▶ _PROMPT_
Each line of the data that includes the string "price" is to be copied out.

▶ _DATA SECTION_
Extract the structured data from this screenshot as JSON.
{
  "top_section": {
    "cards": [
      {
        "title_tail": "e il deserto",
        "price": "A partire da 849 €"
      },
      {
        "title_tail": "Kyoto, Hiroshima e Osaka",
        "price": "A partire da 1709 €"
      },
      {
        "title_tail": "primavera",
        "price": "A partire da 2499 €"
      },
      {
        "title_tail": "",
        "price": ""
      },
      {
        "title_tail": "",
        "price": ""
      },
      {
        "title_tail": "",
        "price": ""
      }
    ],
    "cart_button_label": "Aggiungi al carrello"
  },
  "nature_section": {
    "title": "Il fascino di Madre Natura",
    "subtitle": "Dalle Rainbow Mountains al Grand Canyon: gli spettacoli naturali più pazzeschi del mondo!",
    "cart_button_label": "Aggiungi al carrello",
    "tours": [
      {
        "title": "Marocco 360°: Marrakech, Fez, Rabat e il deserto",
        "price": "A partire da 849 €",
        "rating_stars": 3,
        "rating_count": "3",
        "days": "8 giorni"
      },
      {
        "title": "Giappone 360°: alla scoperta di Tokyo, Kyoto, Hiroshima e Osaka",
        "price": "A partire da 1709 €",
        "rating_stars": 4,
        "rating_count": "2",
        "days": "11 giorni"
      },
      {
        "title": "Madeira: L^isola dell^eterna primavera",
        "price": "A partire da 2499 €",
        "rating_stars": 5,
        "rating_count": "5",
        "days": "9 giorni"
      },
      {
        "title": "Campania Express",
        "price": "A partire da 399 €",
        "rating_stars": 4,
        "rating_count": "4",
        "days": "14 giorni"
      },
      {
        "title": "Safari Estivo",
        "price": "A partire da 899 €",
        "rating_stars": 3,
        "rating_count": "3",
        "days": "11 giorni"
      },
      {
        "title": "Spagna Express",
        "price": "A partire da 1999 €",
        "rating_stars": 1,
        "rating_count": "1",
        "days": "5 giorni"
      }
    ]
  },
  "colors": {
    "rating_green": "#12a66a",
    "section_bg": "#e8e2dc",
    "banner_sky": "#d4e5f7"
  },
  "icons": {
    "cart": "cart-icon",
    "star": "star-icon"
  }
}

▶ _TASK OUTPUT_
        "price": "A partire da 849 €"
        "price": "A partire da 1709 €"
        "price": "A partire da 2499 €"
        "price": ""
        "price": ""
        "price": ""
        "price": "A partire da 849 €",
        "price": "A partire da 1709 €",
        "price": "A partire da 2499 €",
        "price": "A partire da 399 €",
        "price": "A partire da 899 €",
        "price": "A partire da 1999 €",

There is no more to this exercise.